— start of ENTRIES SHOWN —
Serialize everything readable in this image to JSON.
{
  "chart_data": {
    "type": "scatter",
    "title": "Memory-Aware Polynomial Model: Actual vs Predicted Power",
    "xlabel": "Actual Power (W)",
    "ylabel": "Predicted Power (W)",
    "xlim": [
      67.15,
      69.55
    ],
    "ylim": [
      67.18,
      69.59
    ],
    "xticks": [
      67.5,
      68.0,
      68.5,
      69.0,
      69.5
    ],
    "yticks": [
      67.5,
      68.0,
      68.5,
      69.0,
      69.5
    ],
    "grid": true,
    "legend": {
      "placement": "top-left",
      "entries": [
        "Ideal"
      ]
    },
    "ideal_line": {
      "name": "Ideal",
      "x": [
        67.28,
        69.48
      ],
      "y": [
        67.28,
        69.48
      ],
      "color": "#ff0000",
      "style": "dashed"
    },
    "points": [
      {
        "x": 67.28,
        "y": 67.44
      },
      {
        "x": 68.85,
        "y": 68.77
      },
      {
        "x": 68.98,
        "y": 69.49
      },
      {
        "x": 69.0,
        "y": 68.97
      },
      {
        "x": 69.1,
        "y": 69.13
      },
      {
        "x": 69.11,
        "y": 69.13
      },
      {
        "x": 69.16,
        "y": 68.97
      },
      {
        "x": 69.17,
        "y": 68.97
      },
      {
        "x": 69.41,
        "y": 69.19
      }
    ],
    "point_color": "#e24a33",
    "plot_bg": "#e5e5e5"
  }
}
— end of ENTRIES SHOWN —
Scan the records above, count the lines with "Power" in them, and give only the number.

__TASK RESULT__: 3